■ YOUR TASK: Extract every record, exactly as written, and ignore the pictures.

■ SUPPLIED RECORDS:
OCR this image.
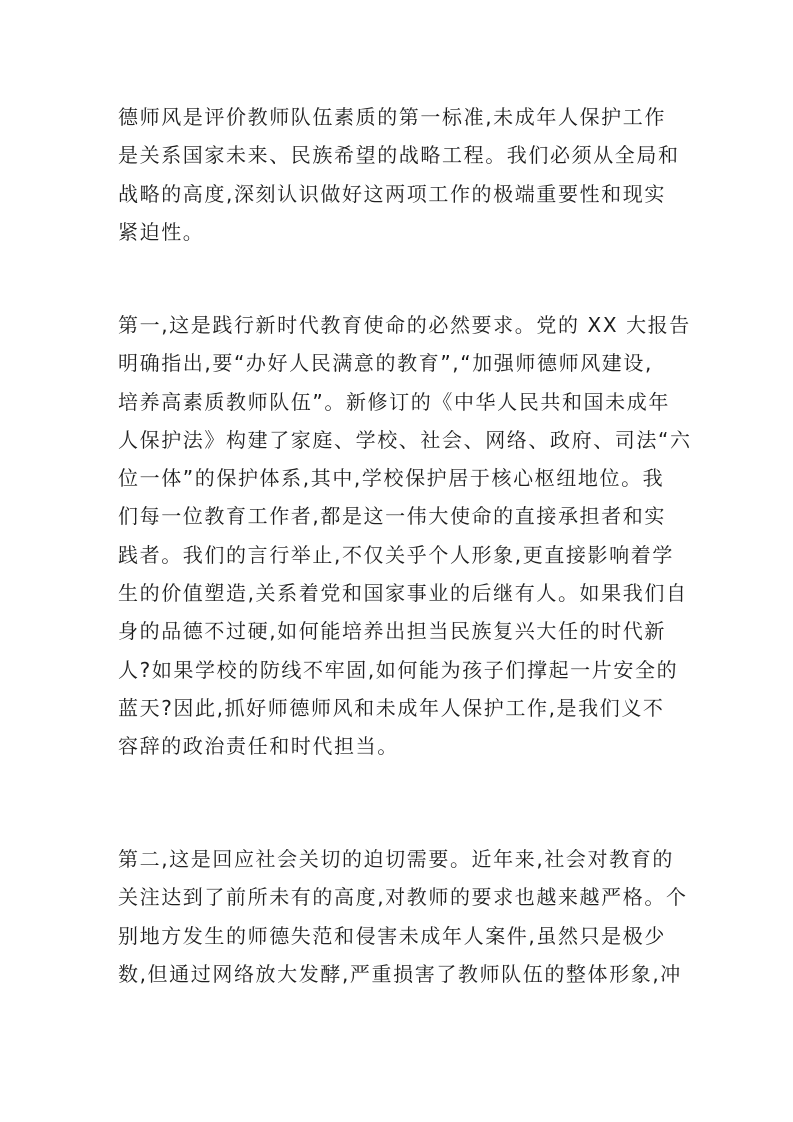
德师风是评价教师队伍素质的第一标准,未成年人保护工作
是关系国家未来、民族希望的战略工程。我们必须从全局和
战略的高度,深刻认识做好这两项工作的极端重要性和现实
紧迫性。
第一,这是践行新时代教育使命的必然要求。党的 XX 大报告
明确指出,要“办好人民满意的教育”,“加强师德师风建设,
培养高素质教师队伍”。新修订的《中华人民共和国未成年
人保护法》构建了家庭、学校、社会、网络、政府、司法“六
位一体”的保护体系,其中,学校保护居于核心枢纽地位。我
们每一位教育工作者,都是这一伟大使命的直接承担者和实
践者。我们的言行举止,不仅关乎个人形象,更直接影响着学
生的价值塑造,关系着党和国家事业的后继有人。如果我们自
身的品德不过硬,如何能培养出担当民族复兴大任的时代新
人?如果学校的防线不牢固,如何能为孩子们撑起一片安全的
蓝天?因此,抓好师德师风和未成年人保护工作,是我们义不
容辞的政治责任和时代担当。
第二,这是回应社会关切的迫切需要。近年来,社会对教育的
关注达到了前所未有的高度,对教师的要求也越来越严格。个
别地方发生的师德失范和侵害未成年人案件,虽然只是极少
数,但通过网络放大发酵,严重损害了教师队伍的整体形象,冲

■ SOLUTION BELOW:
OCR this image.
德师风是评价教师队伍素质的第一标准,未成年人保护工作
是关系国家未来、民族希望的战略工程。我们必须从全局和
战略的高度,深刻认识做好这两项工作的极端重要性和现实
紧迫性。
第一,这是践行新时代教育使命的必然要求。党的 XX 大报告
明确指出,要“办好人民满意的教育”,“加强师德师风建设,
培养高素质教师队伍”。新修订的《中华人民共和国未成年
人保护法》构建了家庭、学校、社会、网络、政府、司法“六
位一体”的保护体系,其中,学校保护居于核心枢纽地位。我
们每一位教育工作者,都是这一伟大使命的直接承担者和实
践者。我们的言行举止,不仅关乎个人形象,更直接影响着学
生的价值塑造,关系着党和国家事业的后继有人。如果我们自
身的品德不过硬,如何能培养出担当民族复兴大任的时代新
人?如果学校的防线不牢固,如何能为孩子们撑起一片安全的
蓝天?因此,抓好师德师风和未成年人保护工作,是我们义不
容辞的政治责任和时代担当。
第二,这是回应社会关切的迫切需要。近年来,社会对教育的
关注达到了前所未有的高度,对教师的要求也越来越严格。个
别地方发生的师德失范和侵害未成年人案件,虽然只是极少
数,但通过网络放大发酵,严重损害了教师队伍的整体形象,冲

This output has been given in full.